### EXERCISE GOAL
Give every line of the material again, exactly as written.

◆ ◆ ◆ ◆ ◆

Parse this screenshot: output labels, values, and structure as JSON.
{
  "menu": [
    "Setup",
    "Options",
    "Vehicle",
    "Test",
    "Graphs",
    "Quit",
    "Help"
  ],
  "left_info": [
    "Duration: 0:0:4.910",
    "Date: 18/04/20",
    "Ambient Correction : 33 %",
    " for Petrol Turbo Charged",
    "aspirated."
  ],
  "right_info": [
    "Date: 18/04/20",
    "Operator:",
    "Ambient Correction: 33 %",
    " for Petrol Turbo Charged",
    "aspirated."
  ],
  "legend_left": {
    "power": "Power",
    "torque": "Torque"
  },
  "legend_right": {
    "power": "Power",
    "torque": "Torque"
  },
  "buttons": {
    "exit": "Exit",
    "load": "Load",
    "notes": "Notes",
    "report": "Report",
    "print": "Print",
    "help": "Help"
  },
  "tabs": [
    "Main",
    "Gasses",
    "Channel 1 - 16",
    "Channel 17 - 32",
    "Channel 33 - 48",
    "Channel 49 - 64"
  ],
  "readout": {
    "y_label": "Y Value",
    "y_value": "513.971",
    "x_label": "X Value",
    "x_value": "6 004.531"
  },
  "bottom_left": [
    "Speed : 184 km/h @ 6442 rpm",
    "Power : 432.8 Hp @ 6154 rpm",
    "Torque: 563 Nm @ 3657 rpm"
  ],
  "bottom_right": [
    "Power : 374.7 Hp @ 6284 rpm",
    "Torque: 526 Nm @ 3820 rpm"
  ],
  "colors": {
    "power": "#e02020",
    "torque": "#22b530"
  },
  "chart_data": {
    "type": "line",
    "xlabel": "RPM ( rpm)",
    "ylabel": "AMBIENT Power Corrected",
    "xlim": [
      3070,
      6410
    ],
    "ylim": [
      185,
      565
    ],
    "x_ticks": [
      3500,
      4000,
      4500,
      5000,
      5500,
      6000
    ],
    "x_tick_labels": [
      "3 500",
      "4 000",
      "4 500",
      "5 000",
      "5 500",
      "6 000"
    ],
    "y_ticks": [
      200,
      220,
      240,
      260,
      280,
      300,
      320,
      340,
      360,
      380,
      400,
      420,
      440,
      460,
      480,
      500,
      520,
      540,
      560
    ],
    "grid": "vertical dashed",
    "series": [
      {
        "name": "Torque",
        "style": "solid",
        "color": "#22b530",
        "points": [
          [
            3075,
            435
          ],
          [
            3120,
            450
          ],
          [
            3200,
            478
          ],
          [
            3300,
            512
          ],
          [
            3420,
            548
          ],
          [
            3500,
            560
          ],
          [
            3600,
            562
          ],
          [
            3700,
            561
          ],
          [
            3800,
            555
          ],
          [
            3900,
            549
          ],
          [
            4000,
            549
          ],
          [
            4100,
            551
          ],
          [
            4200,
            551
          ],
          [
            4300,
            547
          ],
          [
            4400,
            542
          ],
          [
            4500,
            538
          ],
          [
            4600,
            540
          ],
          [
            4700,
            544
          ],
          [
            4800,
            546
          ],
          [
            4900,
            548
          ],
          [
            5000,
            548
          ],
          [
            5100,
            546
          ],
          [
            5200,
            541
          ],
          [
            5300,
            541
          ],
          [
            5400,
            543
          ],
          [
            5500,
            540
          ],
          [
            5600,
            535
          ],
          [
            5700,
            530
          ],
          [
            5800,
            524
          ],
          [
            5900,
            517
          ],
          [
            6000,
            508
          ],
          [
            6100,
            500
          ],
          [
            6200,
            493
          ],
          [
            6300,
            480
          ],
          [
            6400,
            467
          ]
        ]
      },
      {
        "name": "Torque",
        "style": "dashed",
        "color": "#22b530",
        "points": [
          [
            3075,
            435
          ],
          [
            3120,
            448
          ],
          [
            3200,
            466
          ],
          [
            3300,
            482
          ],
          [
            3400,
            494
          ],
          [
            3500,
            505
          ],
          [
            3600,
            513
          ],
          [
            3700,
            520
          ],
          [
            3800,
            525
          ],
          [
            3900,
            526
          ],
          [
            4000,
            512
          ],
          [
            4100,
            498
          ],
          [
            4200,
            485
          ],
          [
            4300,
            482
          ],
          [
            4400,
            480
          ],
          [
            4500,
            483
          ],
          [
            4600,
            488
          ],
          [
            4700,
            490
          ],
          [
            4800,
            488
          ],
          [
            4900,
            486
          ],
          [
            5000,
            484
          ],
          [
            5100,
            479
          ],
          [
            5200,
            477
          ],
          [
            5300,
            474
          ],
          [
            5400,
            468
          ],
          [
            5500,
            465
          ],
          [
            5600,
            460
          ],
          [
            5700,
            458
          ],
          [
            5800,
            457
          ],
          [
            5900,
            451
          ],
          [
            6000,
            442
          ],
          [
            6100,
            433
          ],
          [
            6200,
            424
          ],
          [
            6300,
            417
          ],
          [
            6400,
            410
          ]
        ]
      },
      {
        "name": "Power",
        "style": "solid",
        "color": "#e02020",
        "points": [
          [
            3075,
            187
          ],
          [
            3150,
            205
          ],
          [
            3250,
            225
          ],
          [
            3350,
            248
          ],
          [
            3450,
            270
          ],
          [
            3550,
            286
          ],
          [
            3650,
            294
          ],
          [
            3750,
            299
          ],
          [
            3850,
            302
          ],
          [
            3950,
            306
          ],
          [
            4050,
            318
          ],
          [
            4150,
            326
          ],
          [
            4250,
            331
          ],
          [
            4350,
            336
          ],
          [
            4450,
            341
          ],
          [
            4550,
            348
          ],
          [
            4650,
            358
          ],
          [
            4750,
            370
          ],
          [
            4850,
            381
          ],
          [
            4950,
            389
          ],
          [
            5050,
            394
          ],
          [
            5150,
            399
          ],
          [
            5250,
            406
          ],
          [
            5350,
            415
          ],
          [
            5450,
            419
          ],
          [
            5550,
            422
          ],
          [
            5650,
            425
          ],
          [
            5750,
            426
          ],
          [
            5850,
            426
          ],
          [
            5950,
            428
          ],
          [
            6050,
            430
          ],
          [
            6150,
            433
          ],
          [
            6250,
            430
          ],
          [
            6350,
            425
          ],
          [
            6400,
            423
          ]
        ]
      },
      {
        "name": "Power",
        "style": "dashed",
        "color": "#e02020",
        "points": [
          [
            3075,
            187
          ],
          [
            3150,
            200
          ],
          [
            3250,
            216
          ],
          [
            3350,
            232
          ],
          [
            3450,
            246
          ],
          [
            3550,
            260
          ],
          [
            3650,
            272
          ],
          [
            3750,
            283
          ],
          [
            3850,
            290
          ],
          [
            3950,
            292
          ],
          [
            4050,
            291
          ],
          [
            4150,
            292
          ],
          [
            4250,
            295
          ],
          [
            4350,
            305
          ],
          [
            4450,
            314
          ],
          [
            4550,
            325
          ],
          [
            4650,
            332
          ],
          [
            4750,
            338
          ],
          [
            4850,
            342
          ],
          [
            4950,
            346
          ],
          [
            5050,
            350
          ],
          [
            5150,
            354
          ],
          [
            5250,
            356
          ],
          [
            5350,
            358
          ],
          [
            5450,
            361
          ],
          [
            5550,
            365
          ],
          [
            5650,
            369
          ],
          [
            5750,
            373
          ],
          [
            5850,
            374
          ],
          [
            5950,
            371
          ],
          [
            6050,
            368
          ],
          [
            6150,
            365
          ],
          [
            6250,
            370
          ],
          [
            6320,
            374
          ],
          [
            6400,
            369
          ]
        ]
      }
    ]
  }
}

◆ ◆ ◆ ◆ ◆

### EXERCISE OUTPUT
Parse this screenshot: output labels, values, and structure as JSON.
{
  "menu": [
    "Setup",
    "Options",
    "Vehicle",
    "Test",
    "Graphs",
    "Quit",
    "Help"
  ],
  "left_info": [
    "Duration: 0:0:4.910",
    "Date: 18/04/20",
    "Ambient Correction : 33 %",
    " for Petrol Turbo Charged",
    "aspirated."
  ],
  "right_info": [
    "Date: 18/04/20",
    "Operator:",
    "Ambient Correction: 33 %",
    " for Petrol Turbo Charged",
    "aspirated."
  ],
  "legend_left": {
    "power": "Power",
    "torque": "Torque"
  },
  "legend_right": {
    "power": "Power",
    "torque": "Torque"
  },
  "buttons": {
    "exit": "Exit",
    "load": "Load",
    "notes": "Notes",
    "report": "Report",
    "print": "Print",
    "help": "Help"
  },
  "tabs": [
    "Main",
    "Gasses",
    "Channel 1 - 16",
    "Channel 17 - 32",
    "Channel 33 - 48",
    "Channel 49 - 64"
  ],
  "readout": {
    "y_label": "Y Value",
    "y_value": "513.971",
    "x_label": "X Value",
    "x_value": "6 004.531"
  },
  "bottom_left": [
    "Speed : 184 km/h @ 6442 rpm",
    "Power : 432.8 Hp @ 6154 rpm",
    "Torque: 563 Nm @ 3657 rpm"
  ],
  "bottom_right": [
    "Power : 374.7 Hp @ 6284 rpm",
    "Torque: 526 Nm @ 3820 rpm"
  ],
  "colors": {
    "power": "#e02020",
    "torque": "#22b530"
  },
  "chart_data": {
    "type": "line",
    "xlabel": "RPM ( rpm)",
    "ylabel": "AMBIENT Power Corrected",
    "xlim": [
      3070,
      6410
    ],
    "ylim": [
      185,
      565
    ],
    "x_ticks": [
      3500,
      4000,
      4500,
      5000,
      5500,
      6000
    ],
    "x_tick_labels": [
      "3 500",
      "4 000",
      "4 500",
      "5 000",
      "5 500",
      "6 000"
    ],
    "y_ticks": [
      200,
      220,
      240,
      260,
      280,
      300,
      320,
      340,
      360,
      380,
      400,
      420,
      440,
      460,
      480,
      500,
      520,
      540,
      560
    ],
    "grid": "vertical dashed",
    "series": [
      {
        "name": "Torque",
        "style": "solid",
        "color": "#22b530",
        "points": [
          [
            3075,
            435
          ],
          [
            3120,
            450
          ],
          [
            3200,
            478
          ],
          [
            3300,
            512
          ],
          [
            3420,
            548
          ],
          [
            3500,
            560
          ],
          [
            3600,
            562
          ],
          [
            3700,
            561
          ],
          [
            3800,
            555
          ],
          [
            3900,
            549
          ],
          [
            4000,
            549
          ],
          [
            4100,
            551
          ],
          [
            4200,
            551
          ],
          [
            4300,
            547
          ],
          [
            4400,
            542
          ],
          [
            4500,
            538
          ],
          [
            4600,
            540
          ],
          [
            4700,
            544
          ],
          [
            4800,
            546
          ],
          [
            4900,
            548
          ],
          [
            5000,
            548
          ],
          [
            5100,
            546
          ],
          [
            5200,
            541
          ],
          [
            5300,
            541
          ],
          [
            5400,
            543
          ],
          [
            5500,
            540
          ],
          [
            5600,
            535
          ],
          [
            5700,
            530
          ],
          [
            5800,
            524
          ],
          [
            5900,
            517
          ],
          [
            6000,
            508
          ],
          [
            6100,
            500
          ],
          [
            6200,
            493
          ],
          [
            6300,
            480
          ],
          [
            6400,
            467
          ]
        ]
      },
      {
        "name": "Torque",
        "style": "dashed",
        "color": "#22b530",
        "points": [
          [
            3075,
            435
          ],
          [
            3120,
            448
          ],
          [
            3200,
            466
          ],
          [
            3300,
            482
          ],
          [
            3400,
            494
          ],
          [
            3500,
            505
          ],
          [
            3600,
            513
          ],
          [
            3700,
            520
          ],
          [
            3800,
            525
          ],
          [
            3900,
            526
          ],
          [
            4000,
            512
          ],
          [
            4100,
            498
          ],
          [
            4200,
            485
          ],
          [
            4300,
            482
          ],
          [
            4400,
            480
          ],
          [
            4500,
            483
          ],
          [
            4600,
            488
          ],
          [
            4700,
            490
          ],
          [
            4800,
            488
          ],
          [
            4900,
            486
          ],
          [
            5000,
            484
          ],
          [
            5100,
            479
          ],
          [
            5200,
            477
          ],
          [
            5300,
            474
          ],
          [
            5400,
            468
          ],
          [
            5500,
            465
          ],
          [
            5600,
            460
          ],
          [
            5700,
            458
          ],
          [
            5800,
            457
          ],
          [
            5900,
            451
          ],
          [
            6000,
            442
          ],
          [
            6100,
            433
          ],
          [
            6200,
            424
          ],
          [
            6300,
            417
          ],
          [
            6400,
            410
          ]
        ]
      },
      {
        "name": "Power",
        "style": "solid",
        "color": "#e02020",
        "points": [
          [
            3075,
            187
          ],
          [
            3150,
            205
          ],
          [
            3250,
            225
          ],
          [
            3350,
            248
          ],
          [
            3450,
            270
          ],
          [
            3550,
            286
          ],
          [
            3650,
            294
          ],
          [
            3750,
            299
          ],
          [
            3850,
            302
          ],
          [
            3950,
            306
          ],
          [
            4050,
            318
          ],
          [
            4150,
            326
          ],
          [
            4250,
            331
          ],
          [
            4350,
            336
          ],
          [
            4450,
            341
          ],
          [
            4550,
            348
          ],
          [
            4650,
            358
          ],
          [
            4750,
            370
          ],
          [
            4850,
            381
          ],
          [
            4950,
            389
          ],
          [
            5050,
            394
          ],
          [
            5150,
            399
          ],
          [
            5250,
            406
          ],
          [
            5350,
            415
          ],
          [
            5450,
            419
          ],
          [
            5550,
            422
          ],
          [
            5650,
            425
          ],
          [
            5750,
            426
          ],
          [
            5850,
            426
          ],
          [
            5950,
            428
          ],
          [
            6050,
            430
          ],
          [
            6150,
            433
          ],
          [
            6250,
            430
          ],
          [
            6350,
            425
          ],
          [
            6400,
            423
          ]
        ]
      },
      {
        "name": "Power",
        "style": "dashed",
        "color": "#e02020",
        "points": [
          [
            3075,
            187
          ],
          [
            3150,
            200
          ],
          [
            3250,
            216
          ],
          [
            3350,
            232
          ],
          [
            3450,
            246
          ],
          [
            3550,
            260
          ],
          [
            3650,
            272
          ],
          [
            3750,
            283
          ],
          [
            3850,
            290
          ],
          [
            3950,
            292
          ],
          [
            4050,
            291
          ],
          [
            4150,
            292
          ],
          [
            4250,
            295
          ],
          [
            4350,
            305
          ],
          [
            4450,
            314
          ],
          [
            4550,
            325
          ],
          [
            4650,
            332
          ],
          [
            4750,
            338
          ],
          [
            4850,
            342
          ],
          [
            4950,
            346
          ],
          [
            5050,
            350
          ],
          [
            5150,
            354
          ],
          [
            5250,
            356
          ],
          [
            5350,
            358
          ],
          [
            5450,
            361
          ],
          [
            5550,
            365
          ],
          [
            5650,
            369
          ],
          [
            5750,
            373
          ],
          [
            5850,
            374
          ],
          [
            5950,
            371
          ],
          [
            6050,
            368
          ],
          [
            6150,
            365
          ],
          [
            6250,
            370
          ],
          [
            6320,
            374
          ],
          [
            6400,
            369
          ]
        ]
      }
    ]
  }
}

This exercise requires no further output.